The records below must be retyped exactly.
* * * * *
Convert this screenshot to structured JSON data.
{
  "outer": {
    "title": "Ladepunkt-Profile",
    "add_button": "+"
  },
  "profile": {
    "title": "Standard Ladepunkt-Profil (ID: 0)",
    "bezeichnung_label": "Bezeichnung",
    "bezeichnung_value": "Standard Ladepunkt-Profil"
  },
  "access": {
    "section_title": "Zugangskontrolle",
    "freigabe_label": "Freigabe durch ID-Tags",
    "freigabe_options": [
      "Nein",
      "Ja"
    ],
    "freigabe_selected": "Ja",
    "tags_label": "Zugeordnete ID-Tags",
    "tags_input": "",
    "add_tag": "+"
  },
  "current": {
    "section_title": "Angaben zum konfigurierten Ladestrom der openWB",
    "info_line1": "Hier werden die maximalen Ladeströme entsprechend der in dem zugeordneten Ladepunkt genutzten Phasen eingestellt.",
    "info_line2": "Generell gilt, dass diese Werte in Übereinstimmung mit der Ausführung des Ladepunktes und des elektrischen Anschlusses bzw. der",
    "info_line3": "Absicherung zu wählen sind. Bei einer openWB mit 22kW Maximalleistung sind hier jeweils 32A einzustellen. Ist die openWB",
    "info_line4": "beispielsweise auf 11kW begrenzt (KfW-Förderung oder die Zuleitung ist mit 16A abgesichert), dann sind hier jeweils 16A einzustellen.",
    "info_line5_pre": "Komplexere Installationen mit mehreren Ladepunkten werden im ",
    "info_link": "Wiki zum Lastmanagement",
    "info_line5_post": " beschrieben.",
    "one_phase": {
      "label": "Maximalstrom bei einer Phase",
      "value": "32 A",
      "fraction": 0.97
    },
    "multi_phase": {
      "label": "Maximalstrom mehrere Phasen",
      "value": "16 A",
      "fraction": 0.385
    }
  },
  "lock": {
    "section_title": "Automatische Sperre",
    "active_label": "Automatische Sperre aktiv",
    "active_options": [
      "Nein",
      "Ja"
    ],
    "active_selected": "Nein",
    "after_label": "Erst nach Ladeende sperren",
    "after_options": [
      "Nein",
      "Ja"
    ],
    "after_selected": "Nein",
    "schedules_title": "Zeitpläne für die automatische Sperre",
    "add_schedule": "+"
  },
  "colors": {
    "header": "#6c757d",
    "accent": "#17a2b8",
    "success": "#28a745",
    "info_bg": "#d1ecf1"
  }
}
* * * * *
- **Response**:
Convert this screenshot to structured JSON data.
{
  "outer": {
    "title": "Ladepunkt-Profile",
    "add_button": "+"
  },
  "profile": {
    "title": "Standard Ladepunkt-Profil (ID: 0)",
    "bezeichnung_label": "Bezeichnung",
    "bezeichnung_value": "Standard Ladepunkt-Profil"
  },
  "access": {
    "section_title": "Zugangskontrolle",
    "freigabe_label": "Freigabe durch ID-Tags",
    "freigabe_options": [
      "Nein",
      "Ja"
    ],
    "freigabe_selected": "Ja",
    "tags_label": "Zugeordnete ID-Tags",
    "tags_input": "",
    "add_tag": "+"
  },
  "current": {
    "section_title": "Angaben zum konfigurierten Ladestrom der openWB",
    "info_line1": "Hier werden die maximalen Ladeströme entsprechend der in dem zugeordneten Ladepunkt genutzten Phasen eingestellt.",
    "info_line2": "Generell gilt, dass diese Werte in Übereinstimmung mit der Ausführung des Ladepunktes und des elektrischen Anschlusses bzw. der",
    "info_line3": "Absicherung zu wählen sind. Bei einer openWB mit 22kW Maximalleistung sind hier jeweils 32A einzustellen. Ist die openWB",
    "info_line4": "beispielsweise auf 11kW begrenzt (KfW-Förderung oder die Zuleitung ist mit 16A abgesichert), dann sind hier jeweils 16A einzustellen.",
    "info_line5_pre": "Komplexere Installationen mit mehreren Ladepunkten werden im ",
    "info_link": "Wiki zum Lastmanagement",
    "info_line5_post": " beschrieben.",
    "one_phase": {
      "label": "Maximalstrom bei einer Phase",
      "value": "32 A",
      "fraction": 0.97
    },
    "multi_phase": {
      "label": "Maximalstrom mehrere Phasen",
      "value": "16 A",
      "fraction": 0.385
    }
  },
  "lock": {
    "section_title": "Automatische Sperre",
    "active_label": "Automatische Sperre aktiv",
    "active_options": [
      "Nein",
      "Ja"
    ],
    "active_selected": "Nein",
    "after_label": "Erst nach Ladeende sperren",
    "after_options": [
      "Nein",
      "Ja"
    ],
    "after_selected": "Nein",
    "schedules_title": "Zeitpläne für die automatische Sperre",
    "add_schedule": "+"
  },
  "colors": {
    "header": "#6c757d",
    "accent": "#17a2b8",
    "success": "#28a745",
    "info_bg": "#d1ecf1"
  }
}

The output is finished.